EXERCISE DIRECTIONS >>
The records that follow are to be repeated without alteration.

____________

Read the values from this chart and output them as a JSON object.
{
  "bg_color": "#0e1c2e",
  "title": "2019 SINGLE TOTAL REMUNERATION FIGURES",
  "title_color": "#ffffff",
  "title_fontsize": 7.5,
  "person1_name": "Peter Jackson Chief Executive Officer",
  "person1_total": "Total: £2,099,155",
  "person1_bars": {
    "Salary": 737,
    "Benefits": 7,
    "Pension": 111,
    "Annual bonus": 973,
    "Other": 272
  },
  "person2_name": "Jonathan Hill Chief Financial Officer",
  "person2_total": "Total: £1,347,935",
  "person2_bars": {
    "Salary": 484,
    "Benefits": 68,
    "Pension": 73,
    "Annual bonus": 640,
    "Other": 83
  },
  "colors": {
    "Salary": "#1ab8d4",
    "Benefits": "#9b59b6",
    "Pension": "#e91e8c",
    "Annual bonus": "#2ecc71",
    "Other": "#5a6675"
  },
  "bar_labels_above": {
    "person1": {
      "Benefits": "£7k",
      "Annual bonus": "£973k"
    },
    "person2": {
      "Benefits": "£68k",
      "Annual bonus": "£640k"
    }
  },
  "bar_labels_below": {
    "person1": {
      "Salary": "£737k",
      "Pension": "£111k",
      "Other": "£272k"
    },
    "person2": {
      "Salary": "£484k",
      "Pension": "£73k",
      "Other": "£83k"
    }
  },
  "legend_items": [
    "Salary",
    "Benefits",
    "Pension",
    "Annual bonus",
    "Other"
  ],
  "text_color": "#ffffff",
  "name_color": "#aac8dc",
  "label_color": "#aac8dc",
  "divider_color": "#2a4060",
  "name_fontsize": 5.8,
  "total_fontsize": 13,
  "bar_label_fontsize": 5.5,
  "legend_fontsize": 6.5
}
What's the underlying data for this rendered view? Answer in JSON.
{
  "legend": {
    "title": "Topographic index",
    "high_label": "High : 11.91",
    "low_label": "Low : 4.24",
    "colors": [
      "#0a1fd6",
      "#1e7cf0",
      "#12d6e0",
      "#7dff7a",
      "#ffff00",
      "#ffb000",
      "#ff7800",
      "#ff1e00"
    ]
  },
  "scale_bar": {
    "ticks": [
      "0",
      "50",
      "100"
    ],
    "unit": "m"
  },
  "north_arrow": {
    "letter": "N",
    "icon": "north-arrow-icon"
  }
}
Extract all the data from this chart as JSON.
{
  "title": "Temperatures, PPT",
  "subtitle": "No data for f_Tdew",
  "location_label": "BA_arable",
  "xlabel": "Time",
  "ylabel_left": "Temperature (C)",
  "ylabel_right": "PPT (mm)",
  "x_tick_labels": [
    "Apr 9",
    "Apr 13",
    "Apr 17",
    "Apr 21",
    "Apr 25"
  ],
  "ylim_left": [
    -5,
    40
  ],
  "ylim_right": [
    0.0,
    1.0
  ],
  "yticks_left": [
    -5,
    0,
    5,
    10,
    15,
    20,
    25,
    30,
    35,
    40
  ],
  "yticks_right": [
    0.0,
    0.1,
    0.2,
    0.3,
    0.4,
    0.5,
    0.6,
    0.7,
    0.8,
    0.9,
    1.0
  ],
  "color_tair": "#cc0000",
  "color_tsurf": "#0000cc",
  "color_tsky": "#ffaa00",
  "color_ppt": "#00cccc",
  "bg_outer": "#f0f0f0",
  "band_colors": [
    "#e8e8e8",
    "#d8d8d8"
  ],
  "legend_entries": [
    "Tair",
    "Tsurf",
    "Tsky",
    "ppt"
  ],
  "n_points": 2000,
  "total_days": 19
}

____________

RESPONSE TO THE EXERCISE >>
Read the values from this chart and output them as a JSON object.
{
  "bg_color": "#0e1c2e",
  "title": "2019 SINGLE TOTAL REMUNERATION FIGURES",
  "title_color": "#ffffff",
  "title_fontsize": 7.5,
  "person1_name": "Peter Jackson Chief Executive Officer",
  "person1_total": "Total: £2,099,155",
  "person1_bars": {
    "Salary": 737,
    "Benefits": 7,
    "Pension": 111,
    "Annual bonus": 973,
    "Other": 272
  },
  "person2_name": "Jonathan Hill Chief Financial Officer",
  "person2_total": "Total: £1,347,935",
  "person2_bars": {
    "Salary": 484,
    "Benefits": 68,
    "Pension": 73,
    "Annual bonus": 640,
    "Other": 83
  },
  "colors": {
    "Salary": "#1ab8d4",
    "Benefits": "#9b59b6",
    "Pension": "#e91e8c",
    "Annual bonus": "#2ecc71",
    "Other": "#5a6675"
  },
  "bar_labels_above": {
    "person1": {
      "Benefits": "£7k",
      "Annual bonus": "£973k"
    },
    "person2": {
      "Benefits": "£68k",
      "Annual bonus": "£640k"
    }
  },
  "bar_labels_below": {
    "person1": {
      "Salary": "£737k",
      "Pension": "£111k",
      "Other": "£272k"
    },
    "person2": {
      "Salary": "£484k",
      "Pension": "£73k",
      "Other": "£83k"
    }
  },
  "legend_items": [
    "Salary",
    "Benefits",
    "Pension",
    "Annual bonus",
    "Other"
  ],
  "text_color": "#ffffff",
  "name_color": "#aac8dc",
  "label_color": "#aac8dc",
  "divider_color": "#2a4060",
  "name_fontsize": 5.8,
  "total_fontsize": 13,
  "bar_label_fontsize": 5.5,
  "legend_fontsize": 6.5
}
What's the underlying data for this rendered view? Answer in JSON.
{
  "legend": {
    "title": "Topographic index",
    "high_label": "High : 11.91",
    "low_label": "Low : 4.24",
    "colors": [
      "#0a1fd6",
      "#1e7cf0",
      "#12d6e0",
      "#7dff7a",
      "#ffff00",
      "#ffb000",
      "#ff7800",
      "#ff1e00"
    ]
  },
  "scale_bar": {
    "ticks": [
      "0",
      "50",
      "100"
    ],
    "unit": "m"
  },
  "north_arrow": {
    "letter": "N",
    "icon": "north-arrow-icon"
  }
}
Extract all the data from this chart as JSON.
{
  "title": "Temperatures, PPT",
  "subtitle": "No data for f_Tdew",
  "location_label": "BA_arable",
  "xlabel": "Time",
  "ylabel_left": "Temperature (C)",
  "ylabel_right": "PPT (mm)",
  "x_tick_labels": [
    "Apr 9",
    "Apr 13",
    "Apr 17",
    "Apr 21",
    "Apr 25"
  ],
  "ylim_left": [
    -5,
    40
  ],
  "ylim_right": [
    0.0,
    1.0
  ],
  "yticks_left": [
    -5,
    0,
    5,
    10,
    15,
    20,
    25,
    30,
    35,
    40
  ],
  "yticks_right": [
    0.0,
    0.1,
    0.2,
    0.3,
    0.4,
    0.5,
    0.6,
    0.7,
    0.8,
    0.9,
    1.0
  ],
  "color_tair": "#cc0000",
  "color_tsurf": "#0000cc",
  "color_tsky": "#ffaa00",
  "color_ppt": "#00cccc",
  "bg_outer": "#f0f0f0",
  "band_colors": [
    "#e8e8e8",
    "#d8d8d8"
  ],
  "legend_entries": [
    "Tair",
    "Tsurf",
    "Tsky",
    "ppt"
  ],
  "n_points": 2000,
  "total_days": 19
}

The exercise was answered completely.